Directions: In the entries below, count each line holding the word "value". Answer with the total alone.

Entries provided:
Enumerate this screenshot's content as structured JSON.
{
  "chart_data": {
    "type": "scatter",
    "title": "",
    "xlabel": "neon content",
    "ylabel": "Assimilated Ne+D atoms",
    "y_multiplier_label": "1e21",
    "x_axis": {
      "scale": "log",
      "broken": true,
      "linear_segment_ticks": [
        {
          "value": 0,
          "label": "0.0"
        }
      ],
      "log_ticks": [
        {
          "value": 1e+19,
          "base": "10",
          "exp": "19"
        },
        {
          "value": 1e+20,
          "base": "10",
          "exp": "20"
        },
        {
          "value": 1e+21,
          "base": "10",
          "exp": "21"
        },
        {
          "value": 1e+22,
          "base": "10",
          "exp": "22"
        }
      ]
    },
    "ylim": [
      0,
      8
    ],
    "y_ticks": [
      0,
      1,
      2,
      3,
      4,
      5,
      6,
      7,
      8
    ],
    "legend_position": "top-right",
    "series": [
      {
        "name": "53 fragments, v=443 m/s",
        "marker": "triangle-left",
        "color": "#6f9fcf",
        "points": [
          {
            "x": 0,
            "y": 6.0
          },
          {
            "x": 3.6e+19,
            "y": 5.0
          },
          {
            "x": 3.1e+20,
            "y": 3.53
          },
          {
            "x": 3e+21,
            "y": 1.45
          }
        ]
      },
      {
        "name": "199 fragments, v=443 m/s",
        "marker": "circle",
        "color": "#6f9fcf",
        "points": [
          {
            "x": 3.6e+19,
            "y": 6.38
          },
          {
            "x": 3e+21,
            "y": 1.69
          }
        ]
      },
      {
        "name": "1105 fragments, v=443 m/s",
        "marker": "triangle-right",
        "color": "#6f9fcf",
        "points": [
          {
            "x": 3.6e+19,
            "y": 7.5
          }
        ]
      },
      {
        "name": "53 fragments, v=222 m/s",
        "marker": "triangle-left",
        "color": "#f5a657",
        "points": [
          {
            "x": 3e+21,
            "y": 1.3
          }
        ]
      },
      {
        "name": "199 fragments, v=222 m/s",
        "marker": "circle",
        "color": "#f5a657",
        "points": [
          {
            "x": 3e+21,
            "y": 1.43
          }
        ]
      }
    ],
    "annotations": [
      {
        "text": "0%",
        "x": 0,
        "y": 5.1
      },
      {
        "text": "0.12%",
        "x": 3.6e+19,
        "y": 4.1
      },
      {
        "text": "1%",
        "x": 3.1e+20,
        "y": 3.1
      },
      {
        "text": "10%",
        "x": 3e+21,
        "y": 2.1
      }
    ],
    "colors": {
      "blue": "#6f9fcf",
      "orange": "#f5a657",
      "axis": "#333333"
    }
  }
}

The reply: 5